### Job:
Check each line of the material below for the string "ylabel", then report how many lines have it, and nothing else.

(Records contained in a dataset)
»»

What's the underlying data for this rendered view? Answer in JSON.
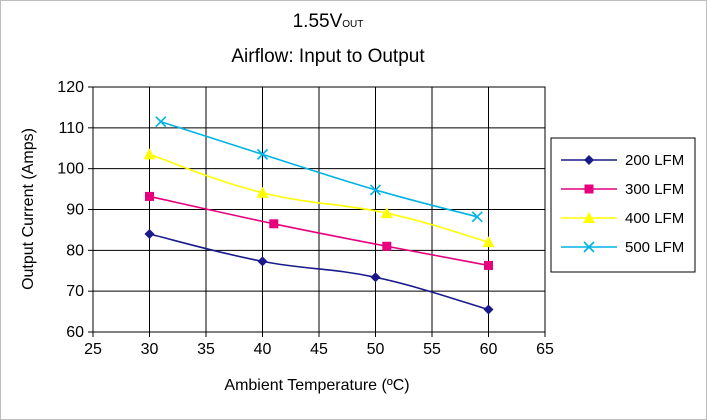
{
  "chart_data": {
    "type": "line",
    "title": "1.55V",
    "title_subscript": "OUT",
    "subtitle": "Airflow: Input to Output",
    "xlabel": "Ambient Temperature (ºC)",
    "ylabel": "Output Current (Amps)",
    "xlim": [
      25,
      65
    ],
    "ylim": [
      60,
      120
    ],
    "xticks": [
      25,
      30,
      35,
      40,
      45,
      50,
      55,
      60,
      65
    ],
    "yticks": [
      60,
      70,
      80,
      90,
      100,
      110,
      120
    ],
    "grid": true,
    "legend_position": "right",
    "series": [
      {
        "name": "200 LFM",
        "color": "#1a1a8c",
        "marker": "diamond",
        "points": [
          [
            30,
            84
          ],
          [
            40,
            77.3
          ],
          [
            50,
            73.4
          ],
          [
            60,
            65.5
          ]
        ]
      },
      {
        "name": "300 LFM",
        "color": "#e6007e",
        "marker": "square",
        "points": [
          [
            30,
            93.2
          ],
          [
            41,
            86.5
          ],
          [
            51,
            81
          ],
          [
            60,
            76.3
          ]
        ]
      },
      {
        "name": "400 LFM",
        "color": "#ffff00",
        "marker": "triangle",
        "points": [
          [
            30,
            103.5
          ],
          [
            40,
            94.1
          ],
          [
            51,
            89.1
          ],
          [
            60,
            82
          ]
        ]
      },
      {
        "name": "500 LFM",
        "color": "#00b3e6",
        "marker": "x",
        "points": [
          [
            31,
            111.5
          ],
          [
            40,
            103.5
          ],
          [
            50,
            94.8
          ],
          [
            59,
            88.2
          ]
        ]
      }
    ]
  }
}
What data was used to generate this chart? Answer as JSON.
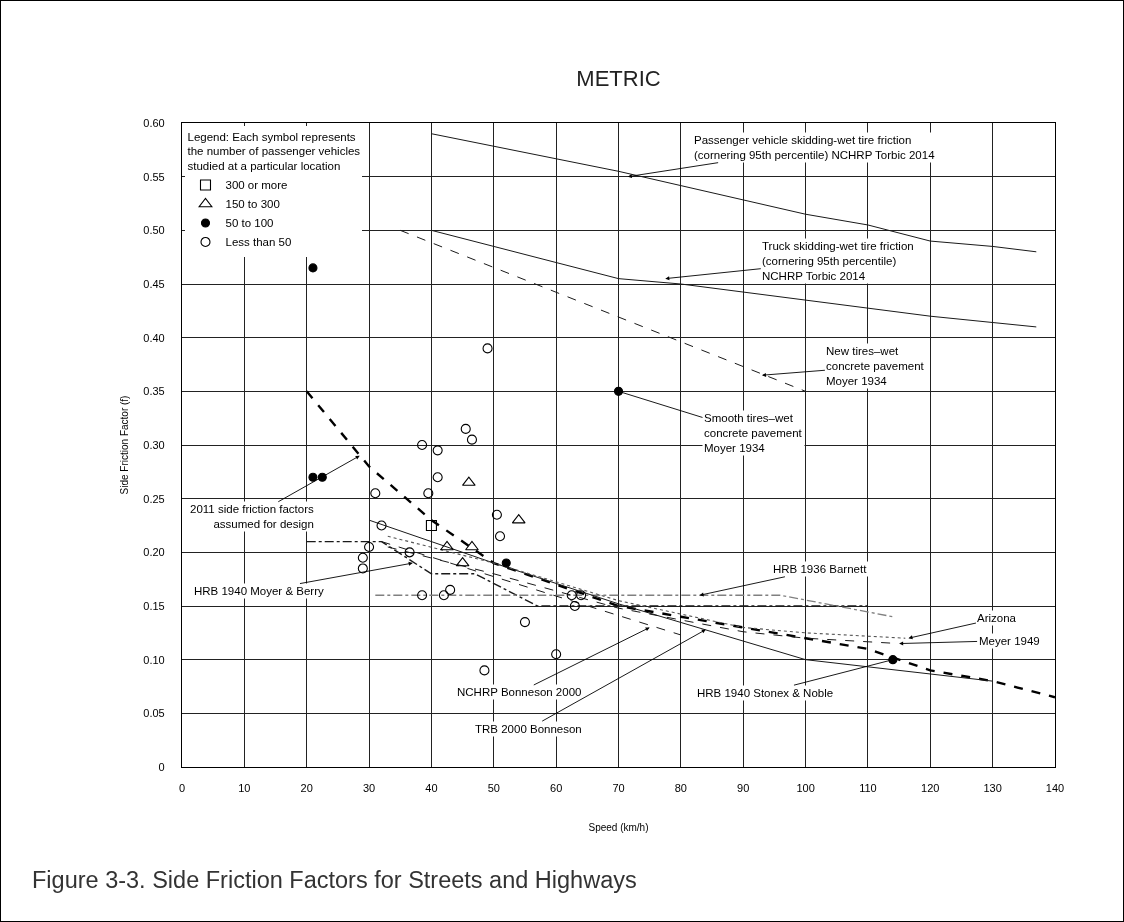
{
  "chart_data": {
    "type": "line",
    "title": "METRIC",
    "xlabel": "Speed (km/h)",
    "ylabel": "Side Friction Factor (f)",
    "legend_title": "Legend: Each symbol represents the number of passenger vehicles studied at a particular location",
    "xlim": [
      0,
      140
    ],
    "xticks": [
      0,
      10,
      20,
      30,
      40,
      50,
      60,
      70,
      80,
      90,
      100,
      110,
      120,
      130,
      140
    ],
    "ylim": [
      0,
      0.6
    ],
    "yticks": [
      0,
      0.05,
      {
        "value": 0.1,
        "label": "0.10"
      },
      0.15,
      {
        "value": 0.2,
        "label": "0.20"
      },
      0.25,
      {
        "value": 0.3,
        "label": "0.30"
      },
      0.35,
      {
        "value": 0.4,
        "label": "0.40"
      },
      0.45,
      {
        "value": 0.5,
        "label": "0.50"
      },
      0.55,
      {
        "value": 0.6,
        "label": "0.60"
      }
    ],
    "grid": true,
    "legend": "top left",
    "series": [
      {
        "color": "#1a1a1a",
        "line_style": "solid",
        "x": [
          40,
          70,
          100,
          110,
          120,
          130,
          137
        ],
        "values": [
          0.59,
          0.555,
          0.515,
          0.505,
          0.49,
          0.485,
          0.48
        ]
      },
      {
        "color": "#1a1a1a",
        "line_style": "solid",
        "x": [
          40,
          70,
          80,
          100,
          120,
          137
        ],
        "values": [
          0.5,
          0.455,
          0.45,
          0.435,
          0.42,
          0.41
        ]
      },
      {
        "color": "#1a1a1a",
        "line_style": "dashed",
        "x": [
          35,
          100
        ],
        "values": [
          0.5,
          0.35
        ]
      },
      {
        "color": "#000000",
        "line_style": "dashed",
        "x": [
          20,
          30,
          40,
          50,
          60,
          70,
          80,
          90,
          100,
          110,
          120,
          130,
          140
        ],
        "values": [
          0.35,
          0.28,
          0.23,
          0.19,
          0.17,
          0.15,
          0.14,
          0.13,
          0.12,
          0.11,
          0.09,
          0.08,
          0.065
        ]
      },
      {
        "color": "#1a1a1a",
        "line_style": "dashdot",
        "x": [
          20,
          32,
          40,
          47,
          57,
          110
        ],
        "values": [
          0.21,
          0.21,
          0.18,
          0.18,
          0.15,
          0.15
        ]
      },
      {
        "color": "#808080",
        "line_style": "dashdot",
        "x": [
          31,
          96,
          114
        ],
        "values": [
          0.16,
          0.16,
          0.14
        ]
      },
      {
        "color": "#1a1a1a",
        "line_style": "solid",
        "x": [
          30,
          50,
          70,
          100,
          130
        ],
        "values": [
          0.23,
          0.19,
          0.152,
          0.1,
          0.08
        ]
      },
      {
        "color": "#1a1a1a",
        "line_style": "dashed",
        "x": [
          32,
          80
        ],
        "values": [
          0.21,
          0.123
        ]
      },
      {
        "color": "#555555",
        "line_style": "dotted",
        "x": [
          33,
          50,
          70,
          90,
          100,
          116
        ],
        "values": [
          0.215,
          0.19,
          0.155,
          0.13,
          0.125,
          0.12
        ]
      },
      {
        "color": "#1a1a1a",
        "line_style": "dashed",
        "x": [
          33,
          50,
          70,
          90,
          100,
          115
        ],
        "values": [
          0.205,
          0.18,
          0.148,
          0.126,
          0.12,
          0.115
        ]
      },
      {
        "type": "scatter",
        "name": "300 or more",
        "color": "#000000",
        "marker": "square-open",
        "x": [
          40
        ],
        "values": [
          0.225
        ]
      },
      {
        "type": "scatter",
        "name": "150 to 300",
        "color": "#000000",
        "marker": "triangle-open",
        "x": [
          46,
          54,
          42.5,
          46.5,
          45
        ],
        "values": [
          0.265,
          0.23,
          0.205,
          0.205,
          0.19
        ]
      },
      {
        "type": "scatter",
        "name": "50 to 100",
        "color": "#000000",
        "marker": "circle",
        "x": [
          21,
          21,
          22.5,
          52,
          70,
          114
        ],
        "values": [
          0.465,
          0.27,
          0.27,
          0.19,
          0.35,
          0.1
        ]
      },
      {
        "type": "scatter",
        "name": "Less than 50",
        "color": "#000000",
        "marker": "circle-open",
        "x": [
          49,
          45.5,
          46.5,
          38.5,
          41,
          41,
          39.5,
          50.5,
          51,
          36.5,
          38.5,
          42,
          43,
          62.5,
          64,
          63,
          55,
          60,
          48.5,
          31,
          32,
          30,
          29,
          29
        ],
        "values": [
          0.39,
          0.315,
          0.305,
          0.3,
          0.295,
          0.27,
          0.255,
          0.235,
          0.215,
          0.2,
          0.16,
          0.16,
          0.165,
          0.16,
          0.16,
          0.15,
          0.135,
          0.105,
          0.09,
          0.255,
          0.225,
          0.205,
          0.195,
          0.185
        ]
      }
    ],
    "annotations": [
      {
        "text": "Passenger vehicle skidding-wet tire friction (cornering 95th percentile) NCHRP Torbic 2014",
        "x": 71.5,
        "y": 0.55
      },
      {
        "text": "Truck skidding-wet tire friction (cornering 95th percentile) NCHRP Torbic 2014",
        "x": 77.5,
        "y": 0.455
      },
      {
        "text": "New tires–wet concrete pavement Moyer 1934",
        "x": 93,
        "y": 0.365
      },
      {
        "text": "Smooth tires–wet concrete pavement Moyer 1934",
        "x": 70,
        "y": 0.35
      },
      {
        "text": "2011 side friction factors assumed for design",
        "x": 28.5,
        "y": 0.29
      },
      {
        "text": "HRB 1940 Moyer & Berry",
        "x": 37,
        "y": 0.19
      },
      {
        "text": "HRB 1936 Barnett",
        "x": 83,
        "y": 0.16
      },
      {
        "text": "Arizona",
        "x": 116.5,
        "y": 0.12
      },
      {
        "text": "Meyer 1949",
        "x": 115,
        "y": 0.115
      },
      {
        "text": "HRB 1940 Stonex & Noble",
        "x": 114,
        "y": 0.1
      },
      {
        "text": "NCHRP Bonneson 2000",
        "x": 75,
        "y": 0.13
      },
      {
        "text": "TRB 2000 Bonneson",
        "x": 84,
        "y": 0.128
      },
      "Figure 3-3. Side Friction Factors for Streets and Highways"
    ]
  }
}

««

### Solution to this problem:
2